[BEGIN]
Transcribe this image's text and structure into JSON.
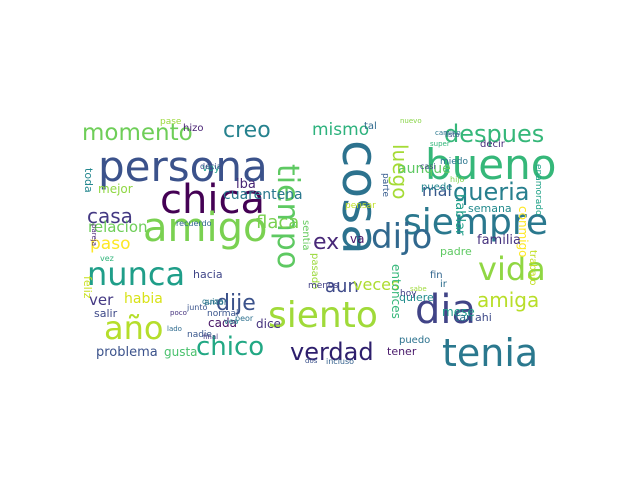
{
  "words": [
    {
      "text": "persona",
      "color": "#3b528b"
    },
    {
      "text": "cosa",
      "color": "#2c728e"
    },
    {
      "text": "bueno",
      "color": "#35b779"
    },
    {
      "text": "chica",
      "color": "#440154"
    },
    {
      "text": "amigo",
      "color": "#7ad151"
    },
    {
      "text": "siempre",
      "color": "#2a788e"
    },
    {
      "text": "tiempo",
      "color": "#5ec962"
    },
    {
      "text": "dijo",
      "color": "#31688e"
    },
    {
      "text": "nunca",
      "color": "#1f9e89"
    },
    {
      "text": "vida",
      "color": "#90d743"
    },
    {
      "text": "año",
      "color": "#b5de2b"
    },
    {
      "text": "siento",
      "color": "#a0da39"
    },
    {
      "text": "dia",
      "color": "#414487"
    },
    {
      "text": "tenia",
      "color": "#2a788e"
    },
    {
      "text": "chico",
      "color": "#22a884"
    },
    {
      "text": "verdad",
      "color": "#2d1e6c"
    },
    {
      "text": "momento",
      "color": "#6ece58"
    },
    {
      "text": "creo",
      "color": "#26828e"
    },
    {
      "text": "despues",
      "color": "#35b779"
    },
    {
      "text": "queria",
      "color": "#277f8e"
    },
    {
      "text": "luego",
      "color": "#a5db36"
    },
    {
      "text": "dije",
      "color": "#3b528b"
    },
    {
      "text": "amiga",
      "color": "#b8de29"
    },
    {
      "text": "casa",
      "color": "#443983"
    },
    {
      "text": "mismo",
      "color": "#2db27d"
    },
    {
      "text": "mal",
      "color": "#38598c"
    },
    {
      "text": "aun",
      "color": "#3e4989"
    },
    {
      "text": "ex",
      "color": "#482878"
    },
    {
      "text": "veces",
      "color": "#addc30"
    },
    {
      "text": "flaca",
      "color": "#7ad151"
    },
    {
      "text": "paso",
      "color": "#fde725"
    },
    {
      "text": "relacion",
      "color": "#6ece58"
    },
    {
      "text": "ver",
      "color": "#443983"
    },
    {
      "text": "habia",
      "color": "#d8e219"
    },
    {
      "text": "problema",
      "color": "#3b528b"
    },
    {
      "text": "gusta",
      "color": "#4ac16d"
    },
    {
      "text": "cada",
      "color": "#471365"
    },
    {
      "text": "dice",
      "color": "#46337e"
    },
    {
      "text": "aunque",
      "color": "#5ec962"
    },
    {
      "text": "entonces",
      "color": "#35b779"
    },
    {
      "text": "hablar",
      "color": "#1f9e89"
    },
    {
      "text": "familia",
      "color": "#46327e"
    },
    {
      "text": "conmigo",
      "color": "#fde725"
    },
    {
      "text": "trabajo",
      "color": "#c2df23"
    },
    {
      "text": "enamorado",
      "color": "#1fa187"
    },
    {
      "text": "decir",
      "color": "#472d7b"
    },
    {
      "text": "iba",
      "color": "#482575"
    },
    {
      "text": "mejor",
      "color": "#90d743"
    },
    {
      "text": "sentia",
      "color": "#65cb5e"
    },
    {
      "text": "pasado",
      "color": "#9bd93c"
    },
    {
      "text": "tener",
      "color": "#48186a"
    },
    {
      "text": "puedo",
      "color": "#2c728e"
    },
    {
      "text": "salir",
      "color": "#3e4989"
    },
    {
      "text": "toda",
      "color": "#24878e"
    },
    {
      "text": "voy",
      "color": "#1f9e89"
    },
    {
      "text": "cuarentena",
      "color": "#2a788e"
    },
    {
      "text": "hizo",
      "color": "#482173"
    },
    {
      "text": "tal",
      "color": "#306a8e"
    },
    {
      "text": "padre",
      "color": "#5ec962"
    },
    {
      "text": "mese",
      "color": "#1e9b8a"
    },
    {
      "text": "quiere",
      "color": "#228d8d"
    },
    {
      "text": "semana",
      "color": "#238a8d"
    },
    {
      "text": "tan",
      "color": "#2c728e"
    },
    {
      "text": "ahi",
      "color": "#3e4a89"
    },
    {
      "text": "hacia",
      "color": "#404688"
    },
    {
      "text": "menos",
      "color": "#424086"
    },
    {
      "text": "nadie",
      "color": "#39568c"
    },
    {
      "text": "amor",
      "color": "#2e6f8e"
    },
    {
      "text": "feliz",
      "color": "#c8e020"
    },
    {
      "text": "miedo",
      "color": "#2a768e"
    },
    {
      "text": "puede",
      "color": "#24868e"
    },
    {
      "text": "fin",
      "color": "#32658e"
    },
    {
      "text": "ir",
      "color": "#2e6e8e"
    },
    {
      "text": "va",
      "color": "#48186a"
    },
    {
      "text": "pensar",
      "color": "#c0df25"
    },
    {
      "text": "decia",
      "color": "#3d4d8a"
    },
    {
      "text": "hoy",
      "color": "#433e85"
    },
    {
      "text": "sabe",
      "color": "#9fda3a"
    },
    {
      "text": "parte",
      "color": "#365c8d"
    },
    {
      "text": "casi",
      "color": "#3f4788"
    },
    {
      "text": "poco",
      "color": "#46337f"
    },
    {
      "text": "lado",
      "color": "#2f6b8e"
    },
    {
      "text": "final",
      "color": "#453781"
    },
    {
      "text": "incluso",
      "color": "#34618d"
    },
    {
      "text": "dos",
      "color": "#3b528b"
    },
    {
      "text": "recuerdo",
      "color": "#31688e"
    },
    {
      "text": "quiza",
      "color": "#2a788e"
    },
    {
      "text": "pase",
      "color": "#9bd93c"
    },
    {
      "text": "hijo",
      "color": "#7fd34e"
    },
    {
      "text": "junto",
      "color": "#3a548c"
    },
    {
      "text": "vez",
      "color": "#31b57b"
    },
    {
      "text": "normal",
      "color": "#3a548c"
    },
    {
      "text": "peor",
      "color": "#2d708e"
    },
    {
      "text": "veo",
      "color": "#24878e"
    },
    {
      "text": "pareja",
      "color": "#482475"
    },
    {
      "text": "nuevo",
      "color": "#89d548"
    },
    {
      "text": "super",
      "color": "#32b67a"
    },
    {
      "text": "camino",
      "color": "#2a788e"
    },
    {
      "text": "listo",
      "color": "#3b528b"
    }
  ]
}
[END]
Return the whole listing, word for word, and leave out every picture.

Transcribe this image's text and structure into JSON.
{
  "words": [
    {
      "text": "persona",
      "color": "#3b528b"
    },
    {
      "text": "cosa",
      "color": "#2c728e"
    },
    {
      "text": "bueno",
      "color": "#35b779"
    },
    {
      "text": "chica",
      "color": "#440154"
    },
    {
      "text": "amigo",
      "color": "#7ad151"
    },
    {
      "text": "siempre",
      "color": "#2a788e"
    },
    {
      "text": "tiempo",
      "color": "#5ec962"
    },
    {
      "text": "dijo",
      "color": "#31688e"
    },
    {
      "text": "nunca",
      "color": "#1f9e89"
    },
    {
      "text": "vida",
      "color": "#90d743"
    },
    {
      "text": "año",
      "color": "#b5de2b"
    },
    {
      "text": "siento",
      "color": "#a0da39"
    },
    {
      "text": "dia",
      "color": "#414487"
    },
    {
      "text": "tenia",
      "color": "#2a788e"
    },
    {
      "text": "chico",
      "color": "#22a884"
    },
    {
      "text": "verdad",
      "color": "#2d1e6c"
    },
    {
      "text": "momento",
      "color": "#6ece58"
    },
    {
      "text": "creo",
      "color": "#26828e"
    },
    {
      "text": "despues",
      "color": "#35b779"
    },
    {
      "text": "queria",
      "color": "#277f8e"
    },
    {
      "text": "luego",
      "color": "#a5db36"
    },
    {
      "text": "dije",
      "color": "#3b528b"
    },
    {
      "text": "amiga",
      "color": "#b8de29"
    },
    {
      "text": "casa",
      "color": "#443983"
    },
    {
      "text": "mismo",
      "color": "#2db27d"
    },
    {
      "text": "mal",
      "color": "#38598c"
    },
    {
      "text": "aun",
      "color": "#3e4989"
    },
    {
      "text": "ex",
      "color": "#482878"
    },
    {
      "text": "veces",
      "color": "#addc30"
    },
    {
      "text": "flaca",
      "color": "#7ad151"
    },
    {
      "text": "paso",
      "color": "#fde725"
    },
    {
      "text": "relacion",
      "color": "#6ece58"
    },
    {
      "text": "ver",
      "color": "#443983"
    },
    {
      "text": "habia",
      "color": "#d8e219"
    },
    {
      "text": "problema",
      "color": "#3b528b"
    },
    {
      "text": "gusta",
      "color": "#4ac16d"
    },
    {
      "text": "cada",
      "color": "#471365"
    },
    {
      "text": "dice",
      "color": "#46337e"
    },
    {
      "text": "aunque",
      "color": "#5ec962"
    },
    {
      "text": "entonces",
      "color": "#35b779"
    },
    {
      "text": "hablar",
      "color": "#1f9e89"
    },
    {
      "text": "familia",
      "color": "#46327e"
    },
    {
      "text": "conmigo",
      "color": "#fde725"
    },
    {
      "text": "trabajo",
      "color": "#c2df23"
    },
    {
      "text": "enamorado",
      "color": "#1fa187"
    },
    {
      "text": "decir",
      "color": "#472d7b"
    },
    {
      "text": "iba",
      "color": "#482575"
    },
    {
      "text": "mejor",
      "color": "#90d743"
    },
    {
      "text": "sentia",
      "color": "#65cb5e"
    },
    {
      "text": "pasado",
      "color": "#9bd93c"
    },
    {
      "text": "tener",
      "color": "#48186a"
    },
    {
      "text": "puedo",
      "color": "#2c728e"
    },
    {
      "text": "salir",
      "color": "#3e4989"
    },
    {
      "text": "toda",
      "color": "#24878e"
    },
    {
      "text": "voy",
      "color": "#1f9e89"
    },
    {
      "text": "cuarentena",
      "color": "#2a788e"
    },
    {
      "text": "hizo",
      "color": "#482173"
    },
    {
      "text": "tal",
      "color": "#306a8e"
    },
    {
      "text": "padre",
      "color": "#5ec962"
    },
    {
      "text": "mese",
      "color": "#1e9b8a"
    },
    {
      "text": "quiere",
      "color": "#228d8d"
    },
    {
      "text": "semana",
      "color": "#238a8d"
    },
    {
      "text": "tan",
      "color": "#2c728e"
    },
    {
      "text": "ahi",
      "color": "#3e4a89"
    },
    {
      "text": "hacia",
      "color": "#404688"
    },
    {
      "text": "menos",
      "color": "#424086"
    },
    {
      "text": "nadie",
      "color": "#39568c"
    },
    {
      "text": "amor",
      "color": "#2e6f8e"
    },
    {
      "text": "feliz",
      "color": "#c8e020"
    },
    {
      "text": "miedo",
      "color": "#2a768e"
    },
    {
      "text": "puede",
      "color": "#24868e"
    },
    {
      "text": "fin",
      "color": "#32658e"
    },
    {
      "text": "ir",
      "color": "#2e6e8e"
    },
    {
      "text": "va",
      "color": "#48186a"
    },
    {
      "text": "pensar",
      "color": "#c0df25"
    },
    {
      "text": "decia",
      "color": "#3d4d8a"
    },
    {
      "text": "hoy",
      "color": "#433e85"
    },
    {
      "text": "sabe",
      "color": "#9fda3a"
    },
    {
      "text": "parte",
      "color": "#365c8d"
    },
    {
      "text": "casi",
      "color": "#3f4788"
    },
    {
      "text": "poco",
      "color": "#46337f"
    },
    {
      "text": "lado",
      "color": "#2f6b8e"
    },
    {
      "text": "final",
      "color": "#453781"
    },
    {
      "text": "incluso",
      "color": "#34618d"
    },
    {
      "text": "dos",
      "color": "#3b528b"
    },
    {
      "text": "recuerdo",
      "color": "#31688e"
    },
    {
      "text": "quiza",
      "color": "#2a788e"
    },
    {
      "text": "pase",
      "color": "#9bd93c"
    },
    {
      "text": "hijo",
      "color": "#7fd34e"
    },
    {
      "text": "junto",
      "color": "#3a548c"
    },
    {
      "text": "vez",
      "color": "#31b57b"
    },
    {
      "text": "normal",
      "color": "#3a548c"
    },
    {
      "text": "peor",
      "color": "#2d708e"
    },
    {
      "text": "veo",
      "color": "#24878e"
    },
    {
      "text": "pareja",
      "color": "#482475"
    },
    {
      "text": "nuevo",
      "color": "#89d548"
    },
    {
      "text": "super",
      "color": "#32b67a"
    },
    {
      "text": "camino",
      "color": "#2a788e"
    },
    {
      "text": "listo",
      "color": "#3b528b"
    }
  ]
}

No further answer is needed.